§ **Task objective**
Print all of the lines exactly. Any picture among them stays out.

§ **Extracted entries**

· · · · ·

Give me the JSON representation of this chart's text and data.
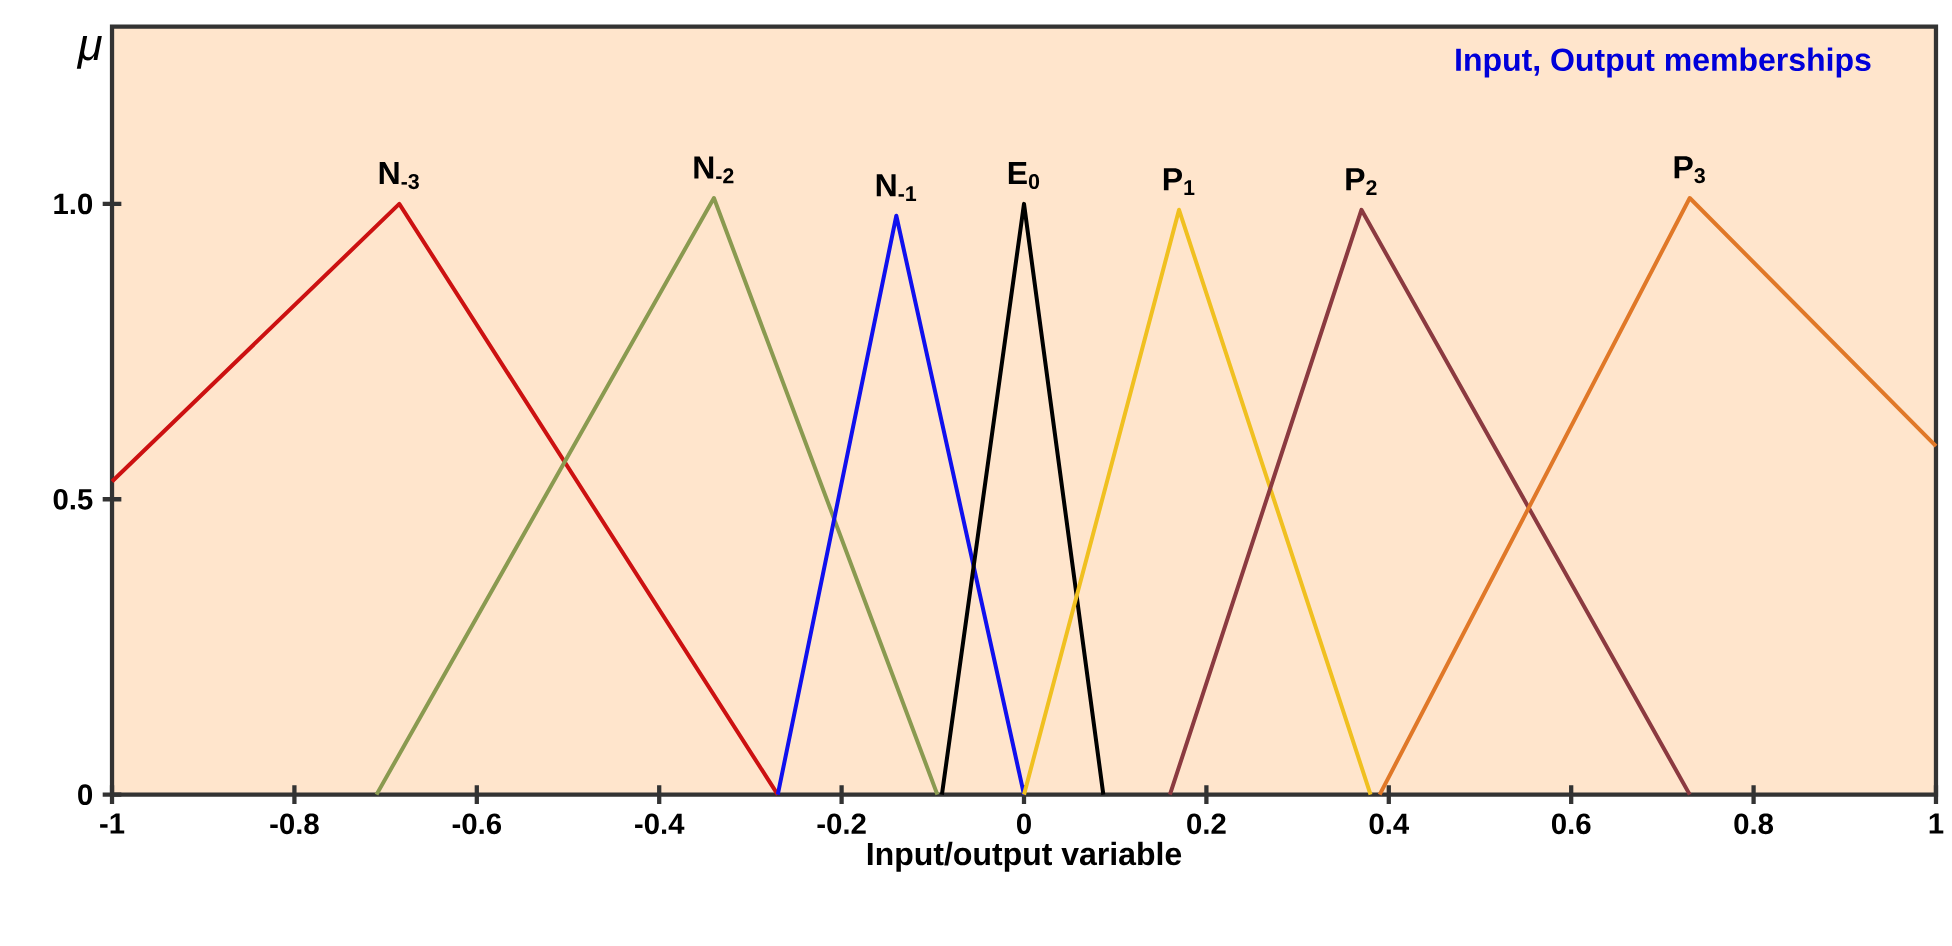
{
  "chart_data": {
    "type": "line",
    "ylabel": "μ",
    "xlabel": "Input/output variable",
    "annotations": [
      "Input, Output memberships"
    ],
    "xlim": [
      -1,
      1
    ],
    "ylim": [
      0,
      1.3
    ],
    "xticks": [
      -1,
      -0.8,
      -0.6,
      -0.4,
      -0.2,
      0,
      0.2,
      0.4,
      0.6,
      0.8,
      1
    ],
    "yticks": [
      0,
      0.5,
      {
        "value": 1,
        "label": "1.0"
      }
    ],
    "grid": false,
    "legend": false,
    "marker": "none",
    "line_style": "solid",
    "series": [
      {
        "name": "N$_{-3}$",
        "color": "#cc1111",
        "x": [
          -1,
          -0.685,
          -0.27
        ],
        "values": [
          0.53,
          1.0,
          0
        ]
      },
      {
        "name": "N$_{-2}$",
        "color": "#8a9a50",
        "x": [
          -0.71,
          -0.34,
          -0.095
        ],
        "values": [
          0,
          1.01,
          0
        ]
      },
      {
        "name": "N$_{-1}$",
        "color": "#1010ee",
        "x": [
          -0.27,
          -0.14,
          0
        ],
        "values": [
          0,
          0.98,
          0
        ]
      },
      {
        "name": "E$_{0}$",
        "color": "#000000",
        "x": [
          -0.09,
          0,
          0.087
        ],
        "values": [
          0,
          1.0,
          0
        ]
      },
      {
        "name": "P$_{1}$",
        "color": "#f0c020",
        "x": [
          0,
          0.17,
          0.38
        ],
        "values": [
          0,
          0.99,
          0
        ]
      },
      {
        "name": "P$_{2}$",
        "color": "#8b3a40",
        "x": [
          0.16,
          0.37,
          0.73
        ],
        "values": [
          0,
          0.99,
          0
        ]
      },
      {
        "name": "P$_{3}$",
        "color": "#e07828",
        "x": [
          0.39,
          0.73,
          1
        ],
        "values": [
          0,
          1.01,
          0.59
        ]
      }
    ]
  }
}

· · · · ·

§ **Answer to the exercise**
Give me the JSON representation of this chart's text and data.
{
  "chart_data": {
    "type": "line",
    "ylabel": "μ",
    "xlabel": "Input/output variable",
    "annotations": [
      "Input, Output memberships"
    ],
    "xlim": [
      -1,
      1
    ],
    "ylim": [
      0,
      1.3
    ],
    "xticks": [
      -1,
      -0.8,
      -0.6,
      -0.4,
      -0.2,
      0,
      0.2,
      0.4,
      0.6,
      0.8,
      1
    ],
    "yticks": [
      0,
      0.5,
      {
        "value": 1,
        "label": "1.0"
      }
    ],
    "grid": false,
    "legend": false,
    "marker": "none",
    "line_style": "solid",
    "series": [
      {
        "name": "N$_{-3}$",
        "color": "#cc1111",
        "x": [
          -1,
          -0.685,
          -0.27
        ],
        "values": [
          0.53,
          1.0,
          0
        ]
      },
      {
        "name": "N$_{-2}$",
        "color": "#8a9a50",
        "x": [
          -0.71,
          -0.34,
          -0.095
        ],
        "values": [
          0,
          1.01,
          0
        ]
      },
      {
        "name": "N$_{-1}$",
        "color": "#1010ee",
        "x": [
          -0.27,
          -0.14,
          0
        ],
        "values": [
          0,
          0.98,
          0
        ]
      },
      {
        "name": "E$_{0}$",
        "color": "#000000",
        "x": [
          -0.09,
          0,
          0.087
        ],
        "values": [
          0,
          1.0,
          0
        ]
      },
      {
        "name": "P$_{1}$",
        "color": "#f0c020",
        "x": [
          0,
          0.17,
          0.38
        ],
        "values": [
          0,
          0.99,
          0
        ]
      },
      {
        "name": "P$_{2}$",
        "color": "#8b3a40",
        "x": [
          0.16,
          0.37,
          0.73
        ],
        "values": [
          0,
          0.99,
          0
        ]
      },
      {
        "name": "P$_{3}$",
        "color": "#e07828",
        "x": [
          0.39,
          0.73,
          1
        ],
        "values": [
          0,
          1.01,
          0.59
        ]
      }
    ]
  }
}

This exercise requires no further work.